[INFORMATION SUPPLIED]
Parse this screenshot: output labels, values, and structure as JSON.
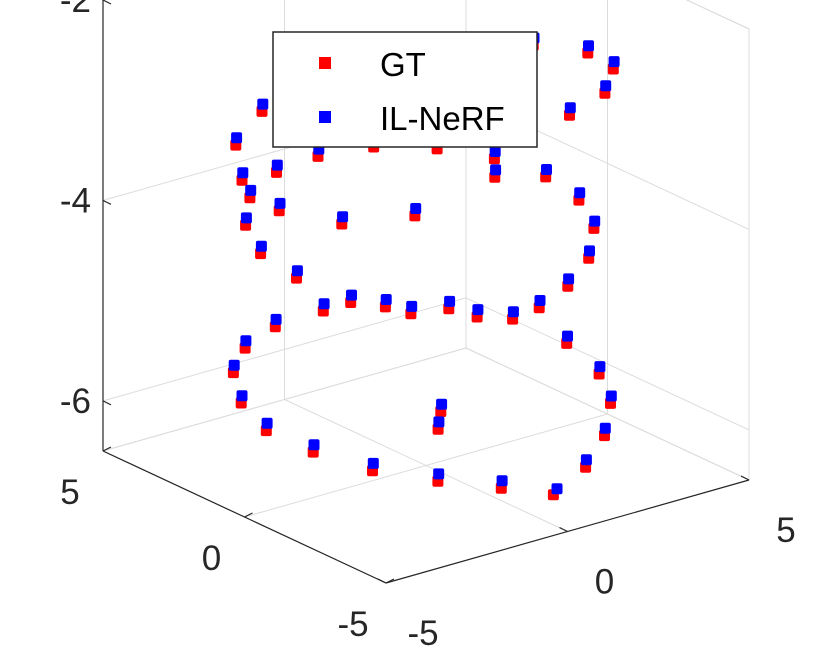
{
  "chart_data": {
    "type": "scatter",
    "projection": "3d",
    "grid": true,
    "legend_position": "top",
    "xlim": [
      -5,
      5
    ],
    "ylim": [
      -5,
      5
    ],
    "zlim": [
      -6.5,
      -2
    ],
    "x_ticks": [
      -5,
      0,
      5
    ],
    "y_ticks": [
      -5,
      0,
      5
    ],
    "z_ticks": [
      -2,
      -4,
      -6
    ],
    "x_tick_labels": [
      "-5",
      "0",
      "5"
    ],
    "y_tick_labels": [
      "-5",
      "0",
      "5"
    ],
    "z_tick_labels": [
      "-2",
      "-4",
      "-6"
    ],
    "series": [
      {
        "name": "GT",
        "color": "#ff0000",
        "marker": "square",
        "points": [
          [
            0.0,
            -4.5,
            -6.2
          ],
          [
            1.2,
            -4.1,
            -6.1
          ],
          [
            2.5,
            -3.1,
            -6.05
          ],
          [
            3.6,
            -1.9,
            -6.0
          ],
          [
            4.3,
            -0.6,
            -5.95
          ],
          [
            4.5,
            0.8,
            -5.85
          ],
          [
            4.1,
            2.2,
            -5.75
          ],
          [
            3.2,
            3.3,
            -5.7
          ],
          [
            2.0,
            4.0,
            -5.65
          ],
          [
            0.6,
            4.4,
            -5.6
          ],
          [
            -0.8,
            4.3,
            -5.6
          ],
          [
            -2.1,
            3.7,
            -5.6
          ],
          [
            -3.2,
            2.7,
            -5.6
          ],
          [
            -4.0,
            1.4,
            -5.65
          ],
          [
            -4.4,
            0.0,
            -5.7
          ],
          [
            -4.2,
            -1.4,
            -5.75
          ],
          [
            -3.5,
            -2.6,
            -5.85
          ],
          [
            -2.4,
            -3.5,
            -5.95
          ],
          [
            -1.2,
            -4.2,
            -6.05
          ],
          [
            1.5,
            1.4,
            -6.3
          ],
          [
            0.8,
            0.6,
            -6.3
          ],
          [
            0.0,
            -4.0,
            -4.4
          ],
          [
            1.1,
            -3.6,
            -4.35
          ],
          [
            2.3,
            -2.8,
            -4.3
          ],
          [
            3.3,
            -1.7,
            -4.25
          ],
          [
            3.9,
            -0.4,
            -4.2
          ],
          [
            4.0,
            0.9,
            -4.15
          ],
          [
            3.6,
            2.2,
            -4.1
          ],
          [
            2.8,
            3.2,
            -4.05
          ],
          [
            1.6,
            3.9,
            -4.0
          ],
          [
            0.3,
            4.2,
            -4.0
          ],
          [
            -1.0,
            4.0,
            -4.0
          ],
          [
            -2.2,
            3.4,
            -4.05
          ],
          [
            -3.1,
            2.4,
            -4.1
          ],
          [
            -3.7,
            1.1,
            -4.15
          ],
          [
            -3.8,
            -0.3,
            -4.2
          ],
          [
            -3.4,
            -1.7,
            -4.3
          ],
          [
            -2.6,
            -2.8,
            -4.35
          ],
          [
            -1.4,
            -3.6,
            -4.4
          ],
          [
            0.6,
            -4.3,
            -2.5
          ],
          [
            2.2,
            -3.5,
            -2.55
          ],
          [
            3.6,
            -2.0,
            -2.65
          ],
          [
            4.3,
            -0.2,
            -2.8
          ],
          [
            4.2,
            1.6,
            -2.95
          ],
          [
            3.4,
            3.1,
            -3.1
          ],
          [
            2.0,
            4.1,
            -3.2
          ],
          [
            0.3,
            4.4,
            -3.3
          ],
          [
            -1.4,
            4.0,
            -3.35
          ],
          [
            -2.9,
            3.0,
            -3.4
          ],
          [
            -3.9,
            1.5,
            -3.45
          ],
          [
            -4.2,
            -0.2,
            -3.5
          ],
          [
            -3.8,
            -1.9,
            -3.45
          ],
          [
            -2.8,
            -3.2,
            -3.3
          ],
          [
            -1.3,
            -4.1,
            -2.95
          ]
        ]
      },
      {
        "name": "IL-NeRF",
        "color": "#0000ff",
        "marker": "square",
        "points": [
          [
            0.1,
            -4.5,
            -6.15
          ],
          [
            1.3,
            -4.0,
            -6.05
          ],
          [
            2.6,
            -3.0,
            -6.0
          ],
          [
            3.7,
            -1.8,
            -5.95
          ],
          [
            4.4,
            -0.5,
            -5.9
          ],
          [
            4.6,
            0.9,
            -5.8
          ],
          [
            4.2,
            2.3,
            -5.7
          ],
          [
            3.3,
            3.4,
            -5.65
          ],
          [
            2.1,
            4.1,
            -5.6
          ],
          [
            0.7,
            4.5,
            -5.55
          ],
          [
            -0.7,
            4.4,
            -5.55
          ],
          [
            -2.0,
            3.8,
            -5.55
          ],
          [
            -3.1,
            2.8,
            -5.55
          ],
          [
            -3.9,
            1.5,
            -5.6
          ],
          [
            -4.3,
            0.1,
            -5.65
          ],
          [
            -4.1,
            -1.3,
            -5.7
          ],
          [
            -3.4,
            -2.5,
            -5.8
          ],
          [
            -2.3,
            -3.4,
            -5.9
          ],
          [
            -1.1,
            -4.1,
            -6.0
          ],
          [
            1.6,
            1.5,
            -6.25
          ],
          [
            0.9,
            0.7,
            -6.25
          ],
          [
            0.1,
            -3.9,
            -4.35
          ],
          [
            1.2,
            -3.5,
            -4.3
          ],
          [
            2.4,
            -2.7,
            -4.25
          ],
          [
            3.4,
            -1.6,
            -4.2
          ],
          [
            4.0,
            -0.3,
            -4.15
          ],
          [
            4.1,
            1.0,
            -4.1
          ],
          [
            3.7,
            2.3,
            -4.05
          ],
          [
            2.9,
            3.3,
            -4.0
          ],
          [
            1.7,
            4.0,
            -3.95
          ],
          [
            0.4,
            4.3,
            -3.95
          ],
          [
            -0.9,
            4.1,
            -3.95
          ],
          [
            -2.1,
            3.5,
            -4.0
          ],
          [
            -3.0,
            2.5,
            -4.05
          ],
          [
            -3.6,
            1.2,
            -4.1
          ],
          [
            -3.7,
            -0.2,
            -4.15
          ],
          [
            -3.3,
            -1.6,
            -4.25
          ],
          [
            -2.5,
            -2.7,
            -4.3
          ],
          [
            -1.3,
            -3.5,
            -4.35
          ],
          [
            0.7,
            -4.2,
            -2.45
          ],
          [
            2.3,
            -3.4,
            -2.5
          ],
          [
            3.7,
            -1.9,
            -2.6
          ],
          [
            4.4,
            -0.1,
            -2.75
          ],
          [
            4.3,
            1.7,
            -2.9
          ],
          [
            3.5,
            3.2,
            -3.05
          ],
          [
            2.1,
            4.2,
            -3.15
          ],
          [
            0.4,
            4.5,
            -3.25
          ],
          [
            -1.3,
            4.1,
            -3.3
          ],
          [
            -2.8,
            3.1,
            -3.35
          ],
          [
            -3.8,
            1.6,
            -3.4
          ],
          [
            -4.1,
            -0.1,
            -3.45
          ],
          [
            -3.7,
            -1.8,
            -3.4
          ],
          [
            -2.7,
            -3.1,
            -3.25
          ],
          [
            -1.2,
            -4.0,
            -2.9
          ]
        ]
      }
    ]
  }
}
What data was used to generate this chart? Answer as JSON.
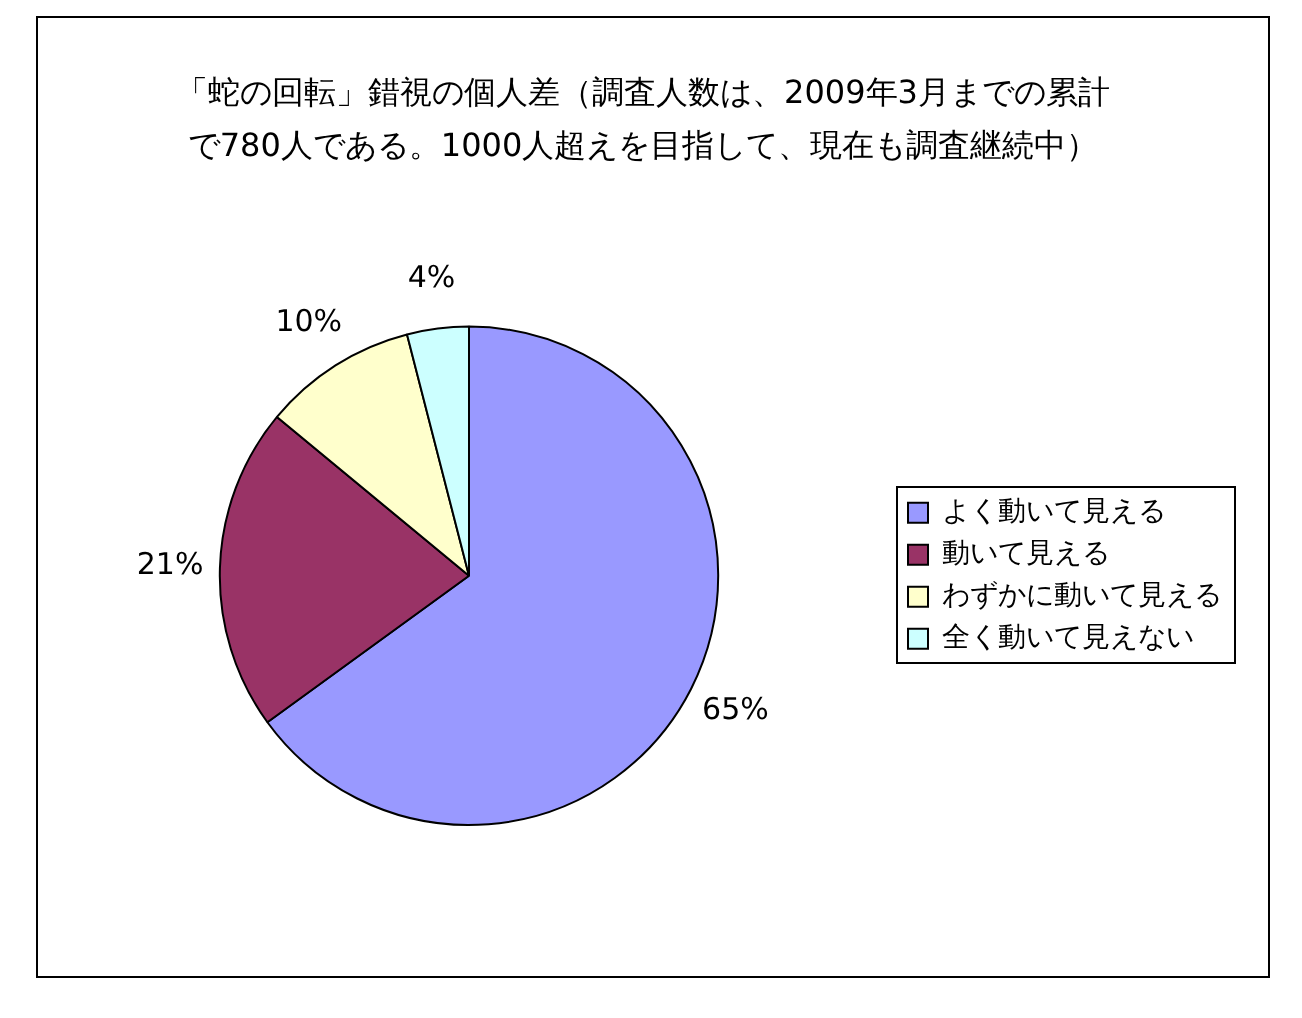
{
  "chart_data": {
    "type": "pie",
    "title": "「蛇の回転」錯視の個人差（調査人数は、2009年3月までの累計で780人である。1000人超えを目指して、現在も調査継続中）",
    "categories": [
      "よく動いて見える",
      "動いて見える",
      "わずかに動いて見える",
      "全く動いて見えない"
    ],
    "values": [
      65,
      21,
      10,
      4
    ],
    "colors": [
      "#9999ff",
      "#993366",
      "#ffffcc",
      "#ccffff"
    ],
    "value_labels": [
      "65%",
      "21%",
      "10%",
      "4%"
    ],
    "legend": "right"
  }
}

[EXERCISE]
Reproduce the lines above, exactly and exclusively, from the line containing "What data was" down to the last line, both included; pictures are not part of the copy.

[RESULT OF THIS EXERCISE]
What data was used to generate this chart? Answer as JSON.
{
  "chart_data": {
    "type": "pie",
    "title": "「蛇の回転」錯視の個人差（調査人数は、2009年3月までの累計で780人である。1000人超えを目指して、現在も調査継続中）",
    "categories": [
      "よく動いて見える",
      "動いて見える",
      "わずかに動いて見える",
      "全く動いて見えない"
    ],
    "values": [
      65,
      21,
      10,
      4
    ],
    "colors": [
      "#9999ff",
      "#993366",
      "#ffffcc",
      "#ccffff"
    ],
    "value_labels": [
      "65%",
      "21%",
      "10%",
      "4%"
    ],
    "legend": "right"
  }
}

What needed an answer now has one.